_Goal_
Report all lines from the entries below in which "design" appears.

_Task material_
———

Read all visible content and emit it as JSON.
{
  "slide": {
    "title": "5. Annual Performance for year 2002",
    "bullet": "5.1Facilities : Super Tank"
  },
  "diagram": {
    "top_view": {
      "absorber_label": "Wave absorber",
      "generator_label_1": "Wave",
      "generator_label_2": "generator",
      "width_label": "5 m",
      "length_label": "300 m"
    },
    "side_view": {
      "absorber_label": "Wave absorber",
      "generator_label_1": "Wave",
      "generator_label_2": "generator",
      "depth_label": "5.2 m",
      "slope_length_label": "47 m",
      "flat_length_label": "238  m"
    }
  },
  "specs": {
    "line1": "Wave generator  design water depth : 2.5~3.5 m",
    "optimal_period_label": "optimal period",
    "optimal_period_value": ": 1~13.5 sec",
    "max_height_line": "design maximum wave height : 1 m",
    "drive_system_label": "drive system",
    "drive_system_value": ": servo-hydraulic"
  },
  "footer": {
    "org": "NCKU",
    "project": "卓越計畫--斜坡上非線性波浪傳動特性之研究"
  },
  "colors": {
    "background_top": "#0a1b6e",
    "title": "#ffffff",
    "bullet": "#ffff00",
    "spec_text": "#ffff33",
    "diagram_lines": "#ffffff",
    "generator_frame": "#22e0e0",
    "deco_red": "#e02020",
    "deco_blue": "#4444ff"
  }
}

———

_Final result_
    "line1": "Wave generator  design water depth : 2.5~3.5 m",
    "max_height_line": "design maximum wave height : 1 m",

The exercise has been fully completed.